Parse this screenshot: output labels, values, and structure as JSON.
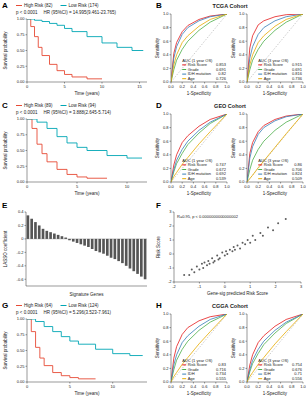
{
  "chart_data": [
    {
      "panel": "A",
      "type": "km",
      "xlabel": "Time (years)",
      "ylabel": "Survival probability",
      "xlim": [
        0,
        16
      ],
      "xticks": [
        0,
        5,
        10,
        15
      ],
      "ylim": [
        0,
        1
      ],
      "yticks": [
        {
          "value": 0,
          "label": "0.00"
        },
        0.25,
        {
          "value": 0.5,
          "label": "0.50"
        },
        0.75,
        {
          "value": 1,
          "label": "1.00"
        }
      ],
      "annotations": [
        "p < 0.0001",
        "HR (95%CI) = 14.995(9.461-23.765)"
      ],
      "series": [
        {
          "name": "High Risk (82)",
          "color": "#e64b35",
          "x": [
            0,
            0.5,
            1,
            1.5,
            2,
            3,
            4,
            5,
            6,
            8,
            10
          ],
          "values": [
            1,
            0.88,
            0.72,
            0.55,
            0.42,
            0.28,
            0.18,
            0.12,
            0.08,
            0.05,
            0.05
          ]
        },
        {
          "name": "Low Risk (174)",
          "color": "#00a6b4",
          "x": [
            0,
            1,
            2,
            3,
            4,
            5,
            6,
            8,
            10,
            12,
            14,
            15.5
          ],
          "values": [
            1,
            0.98,
            0.96,
            0.93,
            0.9,
            0.85,
            0.8,
            0.72,
            0.62,
            0.55,
            0.5,
            0.5
          ]
        }
      ]
    },
    {
      "panel": "B",
      "type": "roc",
      "title": "TCGA Cohort",
      "xlabel": "1-Specificity",
      "ylabel": "Sensitivity",
      "xlim": [
        0,
        1
      ],
      "ylim": [
        0,
        1
      ],
      "xticks": [
        {
          "value": 0,
          "label": "0.0"
        },
        0.2,
        0.4,
        0.6,
        0.8,
        {
          "value": 1,
          "label": "1.0"
        }
      ],
      "yticks": [
        {
          "value": 0,
          "label": "0.0"
        },
        0.2,
        0.4,
        0.6,
        0.8,
        {
          "value": 1,
          "label": "1.0"
        }
      ],
      "subplots": [
        {
          "legend_title": "AUC (1 year OS)",
          "x": [
            0,
            0.05,
            0.1,
            0.2,
            0.3,
            0.5,
            0.7,
            1
          ],
          "series": [
            {
              "name": "Risk Score",
              "auc": 0.853,
              "color": "#e41a1c",
              "values": [
                0,
                0.42,
                0.58,
                0.74,
                0.83,
                0.92,
                0.97,
                1
              ]
            },
            {
              "name": "Grade",
              "auc": 0.691,
              "color": "#4daf4a",
              "values": [
                0,
                0.18,
                0.32,
                0.48,
                0.6,
                0.76,
                0.88,
                1
              ]
            },
            {
              "name": "IDH mutation",
              "auc": 0.82,
              "color": "#377eb8",
              "values": [
                0,
                0.35,
                0.52,
                0.7,
                0.8,
                0.9,
                0.96,
                1
              ]
            },
            {
              "name": "Age",
              "auc": 0.726,
              "color": "#e6ab02",
              "values": [
                0,
                0.25,
                0.4,
                0.58,
                0.68,
                0.82,
                0.92,
                1
              ]
            }
          ]
        },
        {
          "legend_title": "AUC (3 year OS)",
          "x": [
            0,
            0.05,
            0.1,
            0.2,
            0.3,
            0.5,
            0.7,
            1
          ],
          "series": [
            {
              "name": "Risk Score",
              "auc": 0.915,
              "color": "#e41a1c",
              "values": [
                0,
                0.5,
                0.68,
                0.84,
                0.9,
                0.96,
                0.99,
                1
              ]
            },
            {
              "name": "Grade",
              "auc": 0.691,
              "color": "#4daf4a",
              "values": [
                0,
                0.18,
                0.32,
                0.48,
                0.6,
                0.76,
                0.88,
                1
              ]
            },
            {
              "name": "IDH mutation",
              "auc": 0.816,
              "color": "#377eb8",
              "values": [
                0,
                0.35,
                0.52,
                0.7,
                0.8,
                0.9,
                0.96,
                1
              ]
            },
            {
              "name": "Age",
              "auc": 0.736,
              "color": "#e6ab02",
              "values": [
                0,
                0.25,
                0.4,
                0.58,
                0.68,
                0.82,
                0.92,
                1
              ]
            }
          ]
        }
      ]
    },
    {
      "panel": "C",
      "type": "km",
      "xlabel": "Time (years)",
      "ylabel": "Survival probability",
      "xlim": [
        0,
        12
      ],
      "xticks": [
        0,
        5,
        10
      ],
      "ylim": [
        0,
        1
      ],
      "yticks": [
        {
          "value": 0,
          "label": "0.00"
        },
        0.25,
        {
          "value": 0.5,
          "label": "0.50"
        },
        0.75,
        {
          "value": 1,
          "label": "1.00"
        }
      ],
      "annotations": [
        "p < 0.0001",
        "HR (95%CI) = 3.888(2.645-5.714)"
      ],
      "series": [
        {
          "name": "High Risk (89)",
          "color": "#e64b35",
          "x": [
            0,
            0.5,
            1,
            1.5,
            2,
            3,
            4,
            5,
            6,
            8
          ],
          "values": [
            1,
            0.85,
            0.6,
            0.45,
            0.32,
            0.2,
            0.12,
            0.08,
            0.06,
            0.06
          ]
        },
        {
          "name": "Low Risk (94)",
          "color": "#00a6b4",
          "x": [
            0,
            1,
            2,
            3,
            4,
            5,
            6,
            8,
            10,
            11.5
          ],
          "values": [
            1,
            0.95,
            0.85,
            0.72,
            0.62,
            0.55,
            0.5,
            0.42,
            0.38,
            0.38
          ]
        }
      ]
    },
    {
      "panel": "D",
      "type": "roc",
      "title": "GEO Cohort",
      "xlabel": "1-Specificity",
      "ylabel": "Sensitivity",
      "xlim": [
        0,
        1
      ],
      "ylim": [
        0,
        1
      ],
      "xticks": [
        {
          "value": 0,
          "label": "0.0"
        },
        0.2,
        0.4,
        0.6,
        0.8,
        {
          "value": 1,
          "label": "1.0"
        }
      ],
      "yticks": [
        {
          "value": 0,
          "label": "0.0"
        },
        0.2,
        0.4,
        0.6,
        0.8,
        {
          "value": 1,
          "label": "1.0"
        }
      ],
      "subplots": [
        {
          "legend_title": "AUC (1 year OS)",
          "x": [
            0,
            0.05,
            0.1,
            0.2,
            0.3,
            0.5,
            0.7,
            1
          ],
          "series": [
            {
              "name": "Risk Score",
              "auc": 0.747,
              "color": "#e41a1c",
              "values": [
                0,
                0.25,
                0.4,
                0.58,
                0.68,
                0.82,
                0.92,
                1
              ]
            },
            {
              "name": "Grade",
              "auc": 0.672,
              "color": "#4daf4a",
              "values": [
                0,
                0.15,
                0.27,
                0.42,
                0.55,
                0.72,
                0.86,
                1
              ]
            },
            {
              "name": "IDH mutation",
              "auc": 0.692,
              "color": "#377eb8",
              "values": [
                0,
                0.18,
                0.32,
                0.48,
                0.6,
                0.76,
                0.88,
                1
              ]
            },
            {
              "name": "Age",
              "auc": 0.539,
              "color": "#e6ab02",
              "values": [
                0,
                0.08,
                0.14,
                0.26,
                0.36,
                0.56,
                0.74,
                1
              ]
            }
          ]
        },
        {
          "legend_title": "AUC (3 year OS)",
          "x": [
            0,
            0.05,
            0.1,
            0.2,
            0.3,
            0.5,
            0.7,
            1
          ],
          "series": [
            {
              "name": "Risk Score",
              "auc": 0.86,
              "color": "#e41a1c",
              "values": [
                0,
                0.42,
                0.58,
                0.74,
                0.83,
                0.92,
                0.97,
                1
              ]
            },
            {
              "name": "Grade",
              "auc": 0.706,
              "color": "#4daf4a",
              "values": [
                0,
                0.18,
                0.32,
                0.48,
                0.6,
                0.76,
                0.88,
                1
              ]
            },
            {
              "name": "IDH mutation",
              "auc": 0.824,
              "color": "#377eb8",
              "values": [
                0,
                0.35,
                0.52,
                0.7,
                0.8,
                0.9,
                0.96,
                1
              ]
            },
            {
              "name": "Age",
              "auc": 0.509,
              "color": "#e6ab02",
              "values": [
                0,
                0.05,
                0.1,
                0.21,
                0.31,
                0.51,
                0.71,
                1
              ]
            }
          ]
        }
      ]
    },
    {
      "panel": "E",
      "type": "bar",
      "xlabel": "Signature Genes",
      "ylabel": "LASSO coefficient",
      "color": "#555555",
      "ylim": [
        -0.7,
        0.4
      ],
      "yticks": [
        -0.6,
        -0.4,
        -0.2,
        0,
        0.2,
        0.4
      ],
      "categories": [
        null,
        null,
        null,
        null,
        null,
        null,
        null,
        null,
        null,
        null,
        null,
        null,
        null,
        null,
        null,
        null,
        null,
        null,
        null,
        null,
        null,
        null,
        null,
        null,
        null,
        null,
        null,
        null,
        null,
        null,
        null,
        null
      ],
      "values": [
        0.35,
        0.3,
        0.25,
        0.2,
        0.15,
        0.12,
        0.1,
        0.08,
        0.06,
        0.04,
        0.02,
        -0.02,
        -0.04,
        -0.06,
        -0.08,
        -0.1,
        -0.12,
        -0.15,
        -0.18,
        -0.2,
        -0.22,
        -0.25,
        -0.28,
        -0.3,
        -0.33,
        -0.36,
        -0.4,
        -0.44,
        -0.48,
        -0.52,
        -0.56,
        -0.6
      ]
    },
    {
      "panel": "F",
      "type": "scatter",
      "xlabel": "Gene-sig predicted Risk Score",
      "ylabel": "Risk Score",
      "color": "#333333",
      "annotations": [
        "R=0.95, p < 0.0000000000000002"
      ],
      "xlim": [
        -2,
        3
      ],
      "xticks": [
        -2,
        -1,
        0,
        1,
        2,
        3
      ],
      "ylim": [
        -2,
        3
      ],
      "yticks": [
        -2,
        -1,
        0,
        1,
        2,
        3
      ],
      "x": [
        -1.6,
        -1.4,
        -1.3,
        -1.2,
        -1.1,
        -1.0,
        -0.9,
        -0.85,
        -0.8,
        -0.7,
        -0.65,
        -0.6,
        -0.5,
        -0.45,
        -0.4,
        -0.3,
        -0.25,
        -0.2,
        -0.1,
        0,
        0.05,
        0.1,
        0.2,
        0.3,
        0.35,
        0.4,
        0.5,
        0.6,
        0.7,
        0.8,
        0.9,
        1.0,
        1.1,
        1.2,
        1.4,
        1.5,
        1.7,
        1.9,
        2.1,
        2.4
      ],
      "values": [
        -1.5,
        -1.5,
        -1.1,
        -1.3,
        -0.9,
        -1.1,
        -0.7,
        -1.0,
        -0.6,
        -0.8,
        -0.5,
        -0.7,
        -0.3,
        -0.6,
        -0.5,
        -0.1,
        -0.4,
        -0.3,
        0.1,
        -0.1,
        0.2,
        0,
        0.3,
        0.2,
        0.5,
        0.3,
        0.6,
        0.4,
        0.8,
        0.7,
        1.0,
        0.8,
        1.3,
        1.0,
        1.5,
        1.3,
        1.9,
        1.7,
        2.2,
        2.5
      ]
    },
    {
      "panel": "G",
      "type": "km",
      "xlabel": "Time (years)",
      "ylabel": "Survival probability",
      "xlim": [
        0,
        14
      ],
      "xticks": [
        0,
        5,
        10
      ],
      "ylim": [
        0,
        1
      ],
      "yticks": [
        {
          "value": 0,
          "label": "0.00"
        },
        0.25,
        {
          "value": 0.5,
          "label": "0.50"
        },
        0.75,
        {
          "value": 1,
          "label": "1.00"
        }
      ],
      "annotations": [
        "p < 0.0001",
        "HR (95%CI) = 5.296(3.523-7.961)"
      ],
      "series": [
        {
          "name": "High Risk (64)",
          "color": "#e64b35",
          "x": [
            0,
            0.5,
            1,
            1.5,
            2,
            3,
            4,
            5,
            6,
            8
          ],
          "values": [
            1,
            0.8,
            0.55,
            0.38,
            0.26,
            0.15,
            0.1,
            0.07,
            0.05,
            0.05
          ]
        },
        {
          "name": "Low Risk (124)",
          "color": "#00a6b4",
          "x": [
            0,
            1,
            2,
            3,
            4,
            5,
            6,
            8,
            10,
            12,
            13.5
          ],
          "values": [
            1,
            0.96,
            0.88,
            0.8,
            0.72,
            0.65,
            0.6,
            0.52,
            0.45,
            0.42,
            0.42
          ]
        }
      ]
    },
    {
      "panel": "H",
      "type": "roc",
      "title": "CGGA Cohort",
      "xlabel": "1-Specificity",
      "ylabel": "Sensitivity",
      "xlim": [
        0,
        1
      ],
      "ylim": [
        0,
        1
      ],
      "xticks": [
        {
          "value": 0,
          "label": "0.0"
        },
        0.2,
        0.4,
        0.6,
        0.8,
        {
          "value": 1,
          "label": "1.0"
        }
      ],
      "yticks": [
        {
          "value": 0,
          "label": "0.0"
        },
        0.2,
        0.4,
        0.6,
        0.8,
        {
          "value": 1,
          "label": "1.0"
        }
      ],
      "subplots": [
        {
          "legend_title": "AUC (1 year OS)",
          "x": [
            0,
            0.05,
            0.1,
            0.2,
            0.3,
            0.5,
            0.7,
            1
          ],
          "series": [
            {
              "name": "Risk Score",
              "auc": 0.83,
              "color": "#e41a1c",
              "values": [
                0,
                0.35,
                0.52,
                0.7,
                0.8,
                0.9,
                0.96,
                1
              ]
            },
            {
              "name": "Grade",
              "auc": 0.716,
              "color": "#4daf4a",
              "values": [
                0,
                0.18,
                0.32,
                0.48,
                0.6,
                0.76,
                0.88,
                1
              ]
            },
            {
              "name": "IDH",
              "auc": 0.734,
              "color": "#377eb8",
              "values": [
                0,
                0.25,
                0.4,
                0.58,
                0.68,
                0.82,
                0.92,
                1
              ]
            },
            {
              "name": "Age",
              "auc": 0.555,
              "color": "#e6ab02",
              "values": [
                0,
                0.08,
                0.14,
                0.26,
                0.36,
                0.56,
                0.74,
                1
              ]
            }
          ]
        },
        {
          "legend_title": "AUC (3 year OS)",
          "x": [
            0,
            0.05,
            0.1,
            0.2,
            0.3,
            0.5,
            0.7,
            1
          ],
          "series": [
            {
              "name": "Risk Score",
              "auc": 0.754,
              "color": "#e41a1c",
              "values": [
                0,
                0.25,
                0.4,
                0.58,
                0.68,
                0.82,
                0.92,
                1
              ]
            },
            {
              "name": "Grade",
              "auc": 0.676,
              "color": "#4daf4a",
              "values": [
                0,
                0.15,
                0.27,
                0.42,
                0.55,
                0.72,
                0.86,
                1
              ]
            },
            {
              "name": "IDH",
              "auc": 0.71,
              "color": "#377eb8",
              "values": [
                0,
                0.18,
                0.32,
                0.48,
                0.6,
                0.76,
                0.88,
                1
              ]
            },
            {
              "name": "Age",
              "auc": 0.556,
              "color": "#e6ab02",
              "values": [
                0,
                0.08,
                0.14,
                0.26,
                0.36,
                0.56,
                0.74,
                1
              ]
            }
          ]
        }
      ]
    }
  ]
}
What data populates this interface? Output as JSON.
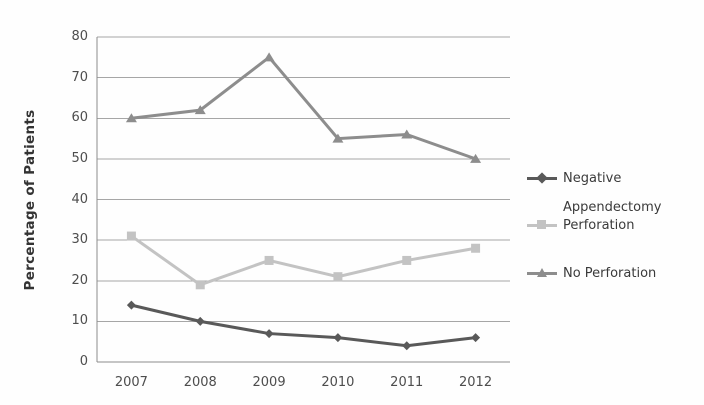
{
  "chart_data": {
    "type": "line",
    "x": [
      "2007",
      "2008",
      "2009",
      "2010",
      "2011",
      "2012"
    ],
    "series": [
      {
        "name": "Negative Appendectomy",
        "marker": "diamond",
        "color": "#595959",
        "values": [
          14,
          10,
          7,
          6,
          4,
          6
        ]
      },
      {
        "name": "Perforation",
        "marker": "square",
        "color": "#c3c3c3",
        "values": [
          31,
          19,
          25,
          21,
          25,
          28
        ]
      },
      {
        "name": "No Perforation",
        "marker": "triangle",
        "color": "#8d8d8d",
        "values": [
          60,
          62,
          75,
          55,
          56,
          50
        ]
      }
    ],
    "title": "",
    "xlabel": "",
    "ylabel": "Percentage of Patients",
    "ylim": [
      0,
      80
    ],
    "ytick_step": 10,
    "ytick_labels_top_to_bottom": [
      "80",
      "70",
      "60",
      "50",
      "40",
      "30",
      "20",
      "10",
      "0"
    ],
    "grid": true,
    "legend_position": "right-middle"
  },
  "legend": {
    "rows": [
      {
        "text": "Negative",
        "series_index": 0,
        "show_marker": true
      },
      {
        "text": "Appendectomy",
        "series_index": 0,
        "show_marker": false
      },
      {
        "text": "Perforation",
        "series_index": 1,
        "show_marker": true
      },
      {
        "text": "No Perforation",
        "series_index": 2,
        "show_marker": true
      }
    ]
  },
  "colors": {
    "background": "#fefefe",
    "gridline": "#a6a6a6",
    "axis_line": "#8c8c8c",
    "tick_text": "#4d4d4d",
    "legend_text": "#3a3a3a"
  }
}
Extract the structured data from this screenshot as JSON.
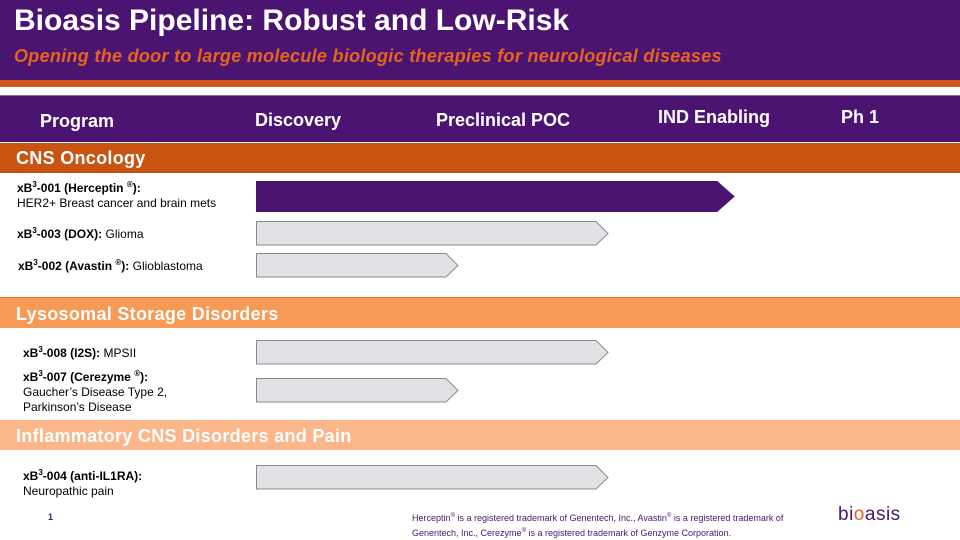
{
  "slide": {
    "title": "Bioasis Pipeline: Robust and Low-Risk",
    "subtitle": "Opening the door to large molecule biologic therapies for neurological diseases",
    "page_number": "1"
  },
  "columns": {
    "program": "Program",
    "discovery": "Discovery",
    "preclinical": "Preclinical POC",
    "ind": "IND Enabling",
    "ph1": "Ph 1"
  },
  "sections": {
    "cns_oncology": "CNS Oncology",
    "lysosomal": "Lysosomal Storage Disorders",
    "inflammatory": "Inflammatory CNS Disorders and Pain"
  },
  "programs": {
    "p001": {
      "prefix": "xB",
      "sup": "3",
      "code": "-001 (Herceptin",
      "reg": "®",
      "close": "):",
      "line2": "HER2+ Breast cancer and brain mets",
      "stage": "IND Enabling"
    },
    "p003": {
      "prefix": "xB",
      "sup": "3",
      "code": "-003 (DOX):",
      "indication": "Glioma",
      "stage": "Preclinical POC"
    },
    "p002": {
      "prefix": "xB",
      "sup": "3",
      "code": "-002 (Avastin",
      "reg": "®",
      "close": "):",
      "indication": "Glioblastoma",
      "stage": "Discovery"
    },
    "p008": {
      "prefix": "xB",
      "sup": "3",
      "code": "-008 (I2S):",
      "indication": "MPSII",
      "stage": "Preclinical POC"
    },
    "p007": {
      "prefix": "xB",
      "sup": "3",
      "code": "-007 (Cerezyme",
      "reg": "®",
      "close": "):",
      "line2": "Gaucher’s Disease Type 2,",
      "line3": "Parkinson’s Disease",
      "stage": "Discovery"
    },
    "p004": {
      "prefix": "xB",
      "sup": "3",
      "code": "-004 (anti-IL1RA):",
      "line2": "Neuropathic pain",
      "stage": "Preclinical POC"
    }
  },
  "footnote": {
    "line1_a": "Herceptin",
    "line1_b": " is a registered trademark of Genentech, Inc., Avastin",
    "line1_c": " is a registered trademark of",
    "line2_a": "Genentech, Inc., Cerezyme",
    "line2_b": " is a registered trademark of Genzyme Corporation.",
    "reg": "®"
  },
  "logo": {
    "part1": "bi",
    "accent": "o",
    "part2": "asis"
  },
  "colors": {
    "brand_purple": "#4a1470",
    "orange_dark": "#c95412",
    "orange_mid": "#f79a55",
    "orange_light": "#fbb78a",
    "bar_grey": "#e2e2e6",
    "bar_outline": "#8a8a8a"
  }
}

◇ ◇ ◇ ◇ ◇ ◇ ◇

About this task: The string "Disorders" marks the lines to return from the material. Copy each one.

Expected answer:
    "lysosomal": "Lysosomal Storage Disorders",
    "inflammatory": "Inflammatory CNS Disorders and Pain"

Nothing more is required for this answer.